Rewrite the records below with every "chart-ytick" swapped for "y-axis-tick", leaving all else unchanged. Omit the pictures.

◇ ◇ ◇ ◇ ◇

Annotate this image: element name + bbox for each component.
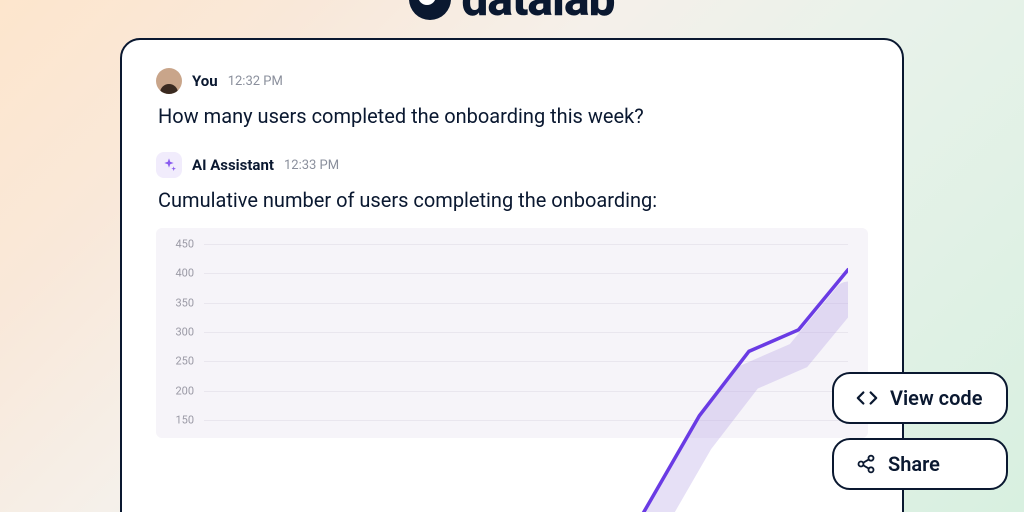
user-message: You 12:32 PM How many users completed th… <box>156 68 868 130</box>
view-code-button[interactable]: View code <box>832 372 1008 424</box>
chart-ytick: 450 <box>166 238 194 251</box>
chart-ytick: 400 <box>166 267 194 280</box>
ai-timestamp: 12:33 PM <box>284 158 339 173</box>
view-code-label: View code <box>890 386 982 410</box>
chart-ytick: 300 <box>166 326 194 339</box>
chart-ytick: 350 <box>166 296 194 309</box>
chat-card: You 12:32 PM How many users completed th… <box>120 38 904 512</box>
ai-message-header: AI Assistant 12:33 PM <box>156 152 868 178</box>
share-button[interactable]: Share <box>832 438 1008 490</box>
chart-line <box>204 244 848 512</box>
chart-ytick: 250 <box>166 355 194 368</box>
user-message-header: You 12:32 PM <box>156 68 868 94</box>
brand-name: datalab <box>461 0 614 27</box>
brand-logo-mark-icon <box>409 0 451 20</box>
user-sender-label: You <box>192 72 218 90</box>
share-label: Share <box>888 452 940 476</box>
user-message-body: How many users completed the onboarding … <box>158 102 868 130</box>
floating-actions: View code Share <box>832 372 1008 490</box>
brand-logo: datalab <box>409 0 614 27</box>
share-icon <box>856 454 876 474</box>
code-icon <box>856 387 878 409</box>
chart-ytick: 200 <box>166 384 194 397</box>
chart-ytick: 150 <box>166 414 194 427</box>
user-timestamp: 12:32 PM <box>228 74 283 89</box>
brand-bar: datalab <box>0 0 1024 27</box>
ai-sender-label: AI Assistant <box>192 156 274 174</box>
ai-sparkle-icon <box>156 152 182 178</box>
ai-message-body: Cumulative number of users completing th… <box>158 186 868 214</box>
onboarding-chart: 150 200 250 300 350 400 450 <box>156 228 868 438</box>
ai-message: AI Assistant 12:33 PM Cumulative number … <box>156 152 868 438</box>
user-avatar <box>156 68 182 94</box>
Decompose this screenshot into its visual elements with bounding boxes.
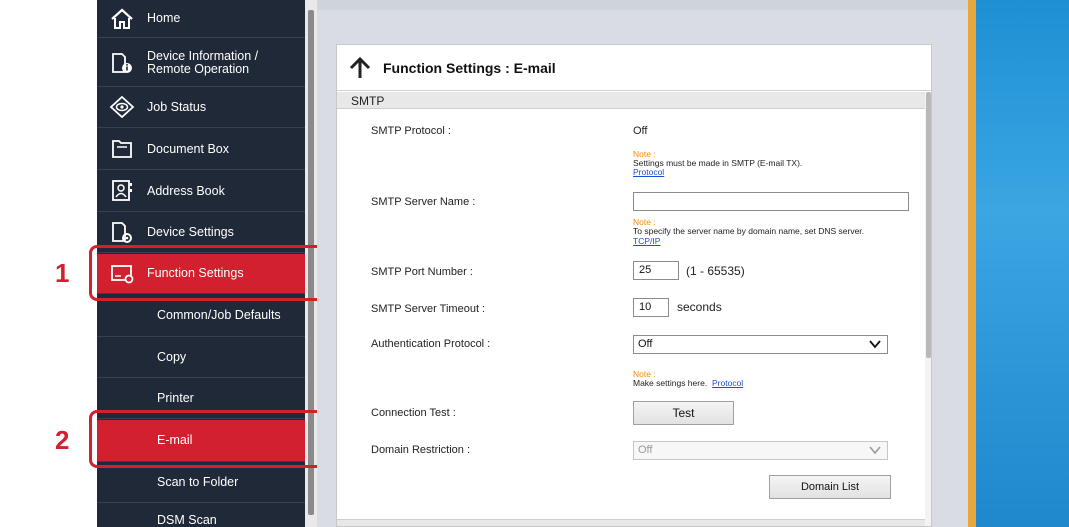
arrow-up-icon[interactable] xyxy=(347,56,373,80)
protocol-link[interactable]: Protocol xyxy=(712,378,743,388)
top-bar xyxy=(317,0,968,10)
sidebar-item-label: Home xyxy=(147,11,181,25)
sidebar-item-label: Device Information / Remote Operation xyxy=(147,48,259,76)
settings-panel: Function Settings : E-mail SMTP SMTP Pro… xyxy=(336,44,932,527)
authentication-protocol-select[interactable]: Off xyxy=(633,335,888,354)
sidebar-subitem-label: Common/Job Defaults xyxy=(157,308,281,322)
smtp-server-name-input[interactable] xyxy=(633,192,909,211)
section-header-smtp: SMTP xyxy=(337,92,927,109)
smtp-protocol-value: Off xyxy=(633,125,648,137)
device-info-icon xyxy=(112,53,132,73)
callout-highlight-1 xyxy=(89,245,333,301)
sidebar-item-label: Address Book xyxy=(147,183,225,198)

◇ ◇ ◇ ◇ ◇

■ **Task answer**
Annotate this image: element name + bbox for each component.
user-message: You 12:32 PM How many users completed th… <box>156 68 868 130</box>
view-code-button[interactable]: View code <box>832 372 1008 424</box>
y-axis-tick: 450 <box>166 238 194 251</box>
y-axis-tick: 400 <box>166 267 194 280</box>
ai-timestamp: 12:33 PM <box>284 158 339 173</box>
view-code-label: View code <box>890 386 982 410</box>
y-axis-tick: 300 <box>166 326 194 339</box>
y-axis-tick: 350 <box>166 296 194 309</box>
chat-card: You 12:32 PM How many users completed th… <box>120 38 904 512</box>
ai-message-header: AI Assistant 12:33 PM <box>156 152 868 178</box>
share-button[interactable]: Share <box>832 438 1008 490</box>
chart-line <box>204 244 848 512</box>
y-axis-tick: 250 <box>166 355 194 368</box>
user-message-header: You 12:32 PM <box>156 68 868 94</box>
brand-name: datalab <box>461 0 614 27</box>
brand-logo-mark-icon <box>409 0 451 20</box>
user-sender-label: You <box>192 72 218 90</box>
share-label: Share <box>888 452 940 476</box>
user-message-body: How many users completed the onboarding … <box>158 102 868 130</box>
floating-actions: View code Share <box>832 372 1008 490</box>
brand-logo: datalab <box>409 0 614 27</box>
share-icon <box>856 454 876 474</box>
code-icon <box>856 387 878 409</box>
y-axis-tick: 200 <box>166 384 194 397</box>
y-axis-tick: 150 <box>166 414 194 427</box>
user-timestamp: 12:32 PM <box>228 74 283 89</box>
brand-bar: datalab <box>0 0 1024 27</box>
ai-sender-label: AI Assistant <box>192 156 274 174</box>
ai-sparkle-icon <box>156 152 182 178</box>
ai-message-body: Cumulative number of users completing th… <box>158 186 868 214</box>
onboarding-chart: 150 200 250 300 350 400 450 <box>156 228 868 438</box>
ai-message: AI Assistant 12:33 PM Cumulative number … <box>156 152 868 438</box>
user-avatar <box>156 68 182 94</box>
Decompose this screenshot into its visual elements with bounding boxes.
arrow-up-icon[interactable] xyxy=(347,56,373,80)
protocol-link[interactable]: Protocol xyxy=(712,378,743,388)
top-bar xyxy=(317,0,968,10)
sidebar-item-label: Home xyxy=(147,11,181,25)
sidebar-item-label: Device Information / Remote Operation xyxy=(147,48,259,76)
settings-panel: Function Settings : E-mail SMTP SMTP Pro… xyxy=(336,44,932,527)
authentication-protocol-select[interactable]: Off xyxy=(633,335,888,354)
sidebar-subitem-label: Common/Job Defaults xyxy=(157,308,281,322)
smtp-server-name-input[interactable] xyxy=(633,192,909,211)
section-header-smtp: SMTP xyxy=(337,92,927,109)
smtp-protocol-value: Off xyxy=(633,125,648,137)
device-info-icon xyxy=(112,53,132,73)
callout-highlight-1 xyxy=(89,245,333,301)
sidebar-item-label: Address Book xyxy=(147,183,225,198)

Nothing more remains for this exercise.